• **Exercise goal**
Rewrite the listing below with "pixel-space" replaced by "pixel-coordinate" and every other line left unchanged. Omit the pictures from your output.

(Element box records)
:::

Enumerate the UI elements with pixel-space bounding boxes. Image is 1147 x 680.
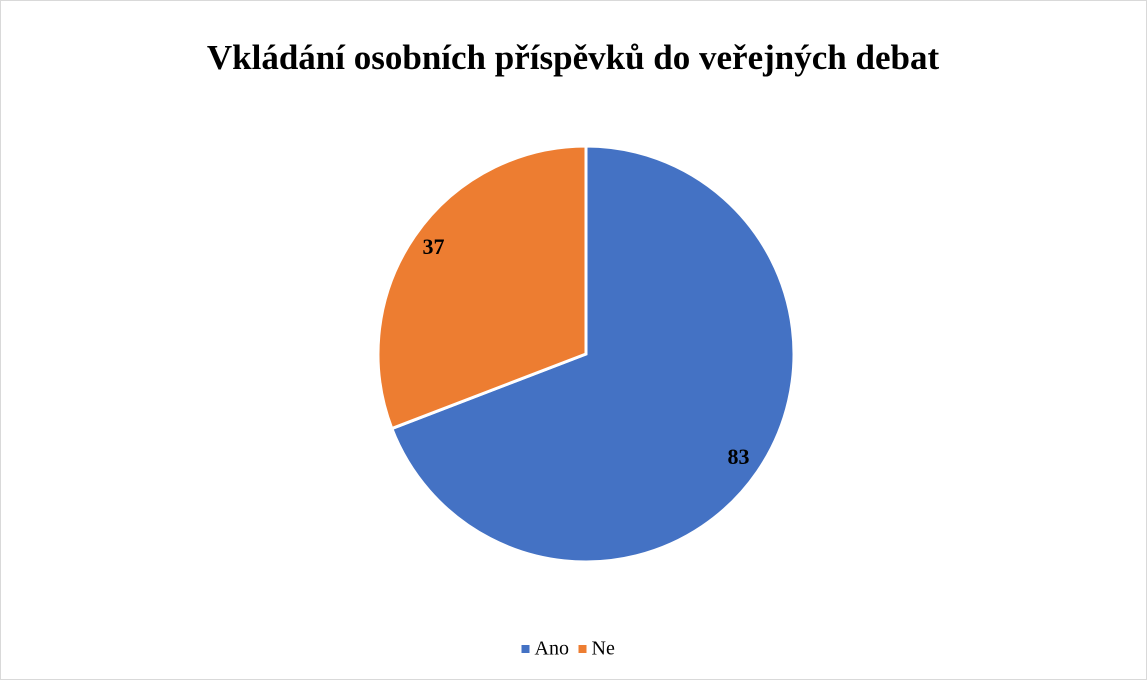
data-label: 37 xyxy=(422,234,444,259)
legend-label: Ne xyxy=(592,638,615,660)
data-label: 83 xyxy=(728,444,750,469)
pie-slice xyxy=(389,144,796,564)
legend-label: Ano xyxy=(535,638,569,660)
legend-swatch xyxy=(578,645,587,653)
chart-title: Vkládání osobních příspěvků do veřejných… xyxy=(207,38,940,77)
pie-slice xyxy=(376,144,588,431)
legend-swatch xyxy=(521,645,530,653)
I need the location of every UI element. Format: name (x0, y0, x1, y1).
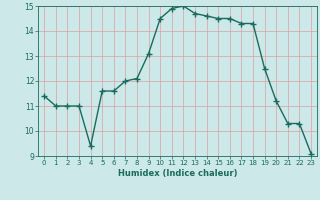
X-axis label: Humidex (Indice chaleur): Humidex (Indice chaleur) (118, 169, 237, 178)
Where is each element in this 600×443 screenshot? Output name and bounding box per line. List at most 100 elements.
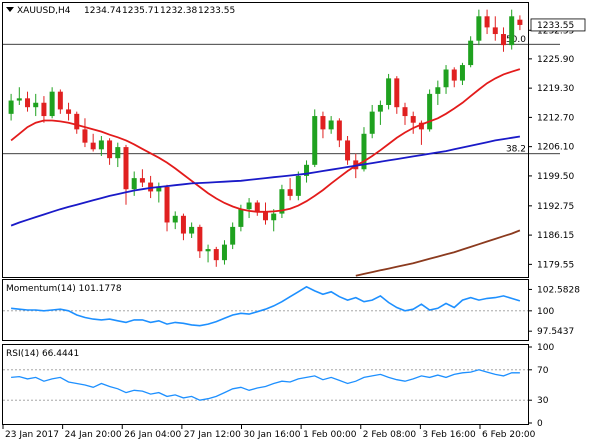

:::

• **Complete response**
Enumerate the UI elements with pixel-coordinate bounding boxes. Image is 1147 x 680.
data-label: 37 xyxy=(422,234,444,259)
legend-label: Ne xyxy=(592,638,615,660)
data-label: 83 xyxy=(728,444,750,469)
pie-slice xyxy=(389,144,796,564)
legend-label: Ano xyxy=(535,638,569,660)
legend-swatch xyxy=(578,645,587,653)
chart-title: Vkládání osobních příspěvků do veřejných… xyxy=(207,38,940,77)
pie-slice xyxy=(376,144,588,431)
legend-swatch xyxy=(521,645,530,653)
I need the location of every UI element. Format: name (x0, y0, x1, y1).
X-axis label: Humidex (Indice chaleur): Humidex (Indice chaleur) (118, 169, 237, 178)
Where is each element in this 600×443 screenshot? Output name and bounding box per line. List at most 100 elements.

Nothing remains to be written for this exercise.